### [Written task]
Give back the full material, exactly as it reads.

- - -

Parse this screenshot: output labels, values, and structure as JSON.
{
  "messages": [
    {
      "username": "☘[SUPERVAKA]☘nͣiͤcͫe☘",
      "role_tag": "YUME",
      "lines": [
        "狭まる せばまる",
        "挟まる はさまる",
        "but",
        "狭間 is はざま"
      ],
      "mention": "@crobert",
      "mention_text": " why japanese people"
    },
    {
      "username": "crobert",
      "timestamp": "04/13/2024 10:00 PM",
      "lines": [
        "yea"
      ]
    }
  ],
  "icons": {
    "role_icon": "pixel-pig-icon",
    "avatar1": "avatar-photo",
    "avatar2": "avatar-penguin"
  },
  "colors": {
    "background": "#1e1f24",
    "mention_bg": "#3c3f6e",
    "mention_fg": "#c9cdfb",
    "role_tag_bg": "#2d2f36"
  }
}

- - -

### [Exercise answer]
Parse this screenshot: output labels, values, and structure as JSON.
{
  "messages": [
    {
      "username": "☘[SUPERVAKA]☘nͣiͤcͫe☘",
      "role_tag": "YUME",
      "lines": [
        "狭まる せばまる",
        "挟まる はさまる",
        "but",
        "狭間 is はざま"
      ],
      "mention": "@crobert",
      "mention_text": " why japanese people"
    },
    {
      "username": "crobert",
      "timestamp": "04/13/2024 10:00 PM",
      "lines": [
        "yea"
      ]
    }
  ],
  "icons": {
    "role_icon": "pixel-pig-icon",
    "avatar1": "avatar-photo",
    "avatar2": "avatar-penguin"
  },
  "colors": {
    "background": "#1e1f24",
    "mention_bg": "#3c3f6e",
    "mention_fg": "#c9cdfb",
    "role_tag_bg": "#2d2f36"
  }
}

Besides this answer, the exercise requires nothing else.